EXERCICES
1. D'après l'extrait sur les agences de notation, quelles informations confidentielles figurent parmi celles que les agences demandent aux banques européennes ?
2. Répondez à ces questions sur l'extrait consacré aux agences de notation :
(a) Qui siège au comité de notation en plus des analystes traditionnels ?
(b) Quelles normes comptables l'analyse financière privilégie-t-elle plutôt que les IFRS ?
(c) Dans quel autre domaine les législateurs devraient-ils renforcer leur contrôle ?

EXTRAIT DU DOCUMENT
☆ ☆ ☆ ☆

Le comité de notation s’appuie sur le travail et les calculs effectués en amont par les analystes ; il n'est pas forcément capable d'identifier un problème tel qu’énoncé ci-dessus, rajoutant de l'incompréhension. Afin de lutter contre ce phénomène, les agences de notation ont essayé d'adapter la composition des comités de notation. Ainsi, en plus des analystes traditionnels, des analystes seniors ayant une bonne connaissance du secteur d'activité noté et/ou de la zone géographique concernée sont également présent au sein de ce comité. Mais cette précaution est en réalité insuffisante dès lors que la notation, reposant sur une méthodologie très fine, devient de plus en plus technique. Cette incompréhension chronique peut aussi s'illustrer par l’analyse suivante des émetteurs du secteur financier français sur la qualité des notes.

Exemple illustratif : Analyse des émetteurs du secteur financiers sur la qualité des notes244

Un jugement sévère : l'analyse des émetteurs du secteur financier français sur la qualité des notes

« Depuis quelques années, les relations entre les banques européennes et les grandes agences de notation se sont nettement détériorées.

La rentabilité est devenue la seule priorité des agences de notation : le nombre croissant d'instruments et d'entreprises à noter par analyste, l'exploitation mécanique d'immenses tables de données universelles remplies par les émetteurs de façon sans doute hétérogène, et la multiplication d'erreurs de calcul ou d'interprétations erronées qui en résultent, ont entraîné une dégradation importante de la qualité d'analyse.

En l'absence de réglementation dans ce domaine, les agences de notation exercent une pression extrêmement forte sur les banques européennes pour obtenir des informations confidentielles. Parmi les informations demandées figurent les résultats estimés, le PV de conseils d'administration, les tirages Long Term Refinancing Operation, les ratios de liquidité Bâle 3, etc.

Les agences de notation ne respectent pas leur propre méthodologie. Dans certains cas, des changements méthodologiques majeurs sont annoncés ou mis en œuvre en contradiction avec la réglementation en vigueur sans consultation et sans explications suffisantes pour le marché et les émetteurs.

Les méthodologies en vigueur contiennent un fort biais américain, notamment dans l'analyse financière qui privilégie les normes comptables américaines plutôt que les IFRS, ainsi que dans le mode de calcul du nouveau ratio de solvabilité chez Standard and Poor's ou dans la méthodologie applicable aux obligations sécurisées.

Certaines méthodologies sous-tendent des pratiques abusives (par exemple dans la notation d’un fonds en l’obligeant à faire noter tous ses actifs et ses contreparties par une même agence), qui permettent aux grandes agences d’accroître leurs parts de marché ».

Ainsi, il est possible de conclure que les agences de notation sont des organismes bien trop puissants sur les marchés financiers et qu’une une prise de conscience des régulateurs permettrait de rétablir à minima un rapport de force équilibré. Il est cependant nécessaire de veiller à ce que ce rapport de force équilibré n'engendre pas des conflits d’intérêts. Les législateurs devraient aussi

renforcer leur contrôle dans d’autres domaines tels que la gestion des ressources humaines des agences.

☆ ☆ ☆ ☆

(Données d'analyse structurée des pages)

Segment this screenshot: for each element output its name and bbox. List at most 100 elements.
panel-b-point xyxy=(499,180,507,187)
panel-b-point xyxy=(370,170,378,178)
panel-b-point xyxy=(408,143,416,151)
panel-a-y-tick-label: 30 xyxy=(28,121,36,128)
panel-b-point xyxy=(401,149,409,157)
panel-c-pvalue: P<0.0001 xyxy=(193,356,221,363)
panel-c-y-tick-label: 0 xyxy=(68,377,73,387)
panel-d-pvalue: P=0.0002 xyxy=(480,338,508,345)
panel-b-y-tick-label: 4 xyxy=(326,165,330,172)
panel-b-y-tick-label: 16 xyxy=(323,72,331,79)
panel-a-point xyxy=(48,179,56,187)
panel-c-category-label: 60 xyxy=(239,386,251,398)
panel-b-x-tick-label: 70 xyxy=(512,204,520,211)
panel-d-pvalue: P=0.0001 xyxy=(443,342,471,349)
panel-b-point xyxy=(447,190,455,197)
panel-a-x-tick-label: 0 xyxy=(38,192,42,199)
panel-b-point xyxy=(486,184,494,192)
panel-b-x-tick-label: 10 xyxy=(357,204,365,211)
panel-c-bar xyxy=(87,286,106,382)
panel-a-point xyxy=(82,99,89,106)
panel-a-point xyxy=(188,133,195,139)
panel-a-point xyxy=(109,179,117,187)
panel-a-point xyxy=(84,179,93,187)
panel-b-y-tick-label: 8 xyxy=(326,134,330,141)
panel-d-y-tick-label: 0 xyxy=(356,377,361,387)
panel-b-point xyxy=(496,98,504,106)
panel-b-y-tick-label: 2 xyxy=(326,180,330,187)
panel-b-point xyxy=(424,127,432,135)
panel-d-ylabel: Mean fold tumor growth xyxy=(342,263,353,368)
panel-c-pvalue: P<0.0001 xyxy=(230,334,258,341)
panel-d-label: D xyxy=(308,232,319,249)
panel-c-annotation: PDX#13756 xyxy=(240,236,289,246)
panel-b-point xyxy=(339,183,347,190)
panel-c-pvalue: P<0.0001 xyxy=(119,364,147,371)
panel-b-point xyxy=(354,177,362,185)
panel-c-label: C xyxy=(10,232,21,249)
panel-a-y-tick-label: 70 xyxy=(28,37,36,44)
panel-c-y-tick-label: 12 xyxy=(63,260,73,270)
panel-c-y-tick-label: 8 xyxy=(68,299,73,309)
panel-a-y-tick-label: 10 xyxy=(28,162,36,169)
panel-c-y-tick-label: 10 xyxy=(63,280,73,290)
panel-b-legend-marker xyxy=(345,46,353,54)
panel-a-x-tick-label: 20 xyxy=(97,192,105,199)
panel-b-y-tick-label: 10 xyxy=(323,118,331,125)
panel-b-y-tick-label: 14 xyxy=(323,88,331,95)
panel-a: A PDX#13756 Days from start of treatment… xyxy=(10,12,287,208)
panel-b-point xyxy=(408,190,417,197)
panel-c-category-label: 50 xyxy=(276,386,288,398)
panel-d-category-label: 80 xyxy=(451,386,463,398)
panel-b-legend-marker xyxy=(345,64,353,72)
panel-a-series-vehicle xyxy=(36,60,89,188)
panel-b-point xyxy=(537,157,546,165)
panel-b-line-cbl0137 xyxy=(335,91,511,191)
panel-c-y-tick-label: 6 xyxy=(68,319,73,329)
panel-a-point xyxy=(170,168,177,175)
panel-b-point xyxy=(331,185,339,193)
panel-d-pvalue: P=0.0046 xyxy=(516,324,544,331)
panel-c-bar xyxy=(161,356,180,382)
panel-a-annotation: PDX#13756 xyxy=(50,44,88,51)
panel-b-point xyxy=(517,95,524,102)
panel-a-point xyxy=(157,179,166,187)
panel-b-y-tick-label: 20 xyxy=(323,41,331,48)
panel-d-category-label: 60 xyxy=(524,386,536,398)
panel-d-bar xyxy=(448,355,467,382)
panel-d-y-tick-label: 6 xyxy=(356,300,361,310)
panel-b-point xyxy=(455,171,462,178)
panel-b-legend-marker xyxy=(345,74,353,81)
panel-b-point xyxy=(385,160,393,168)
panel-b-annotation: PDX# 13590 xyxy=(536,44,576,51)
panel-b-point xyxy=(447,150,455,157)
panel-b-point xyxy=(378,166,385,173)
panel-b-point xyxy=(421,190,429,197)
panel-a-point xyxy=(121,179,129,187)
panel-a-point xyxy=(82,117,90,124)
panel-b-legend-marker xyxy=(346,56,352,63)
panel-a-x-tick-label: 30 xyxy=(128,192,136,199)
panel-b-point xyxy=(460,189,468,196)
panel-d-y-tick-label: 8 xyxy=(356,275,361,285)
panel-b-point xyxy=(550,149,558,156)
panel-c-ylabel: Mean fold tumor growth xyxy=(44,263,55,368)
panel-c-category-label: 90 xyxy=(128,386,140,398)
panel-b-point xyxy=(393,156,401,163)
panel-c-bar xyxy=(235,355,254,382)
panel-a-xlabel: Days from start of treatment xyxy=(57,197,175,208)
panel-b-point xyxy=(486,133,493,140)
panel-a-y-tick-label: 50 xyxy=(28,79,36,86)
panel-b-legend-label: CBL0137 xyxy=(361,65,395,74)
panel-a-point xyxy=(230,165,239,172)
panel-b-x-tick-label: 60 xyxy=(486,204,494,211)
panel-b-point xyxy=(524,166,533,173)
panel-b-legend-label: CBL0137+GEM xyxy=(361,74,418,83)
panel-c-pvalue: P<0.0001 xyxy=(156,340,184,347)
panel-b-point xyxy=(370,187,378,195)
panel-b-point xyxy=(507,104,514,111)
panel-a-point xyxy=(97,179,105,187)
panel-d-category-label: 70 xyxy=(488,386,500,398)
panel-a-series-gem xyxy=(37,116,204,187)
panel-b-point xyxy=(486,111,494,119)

☆ ☆ ☆ ☆

CORRIGÉS
1.
- les résultats estimés
- le PV de conseils d'administration
- les tirages Long Term Refinancing Operation
- les ratios de liquidité Bâle 3

2.
(a) Des analystes seniors ayant une bonne connaissance du secteur d'activité noté et/ou de la zone géographique concernée.
(b) Les normes comptables américaines.
(c) La gestion des ressources humaines des agences.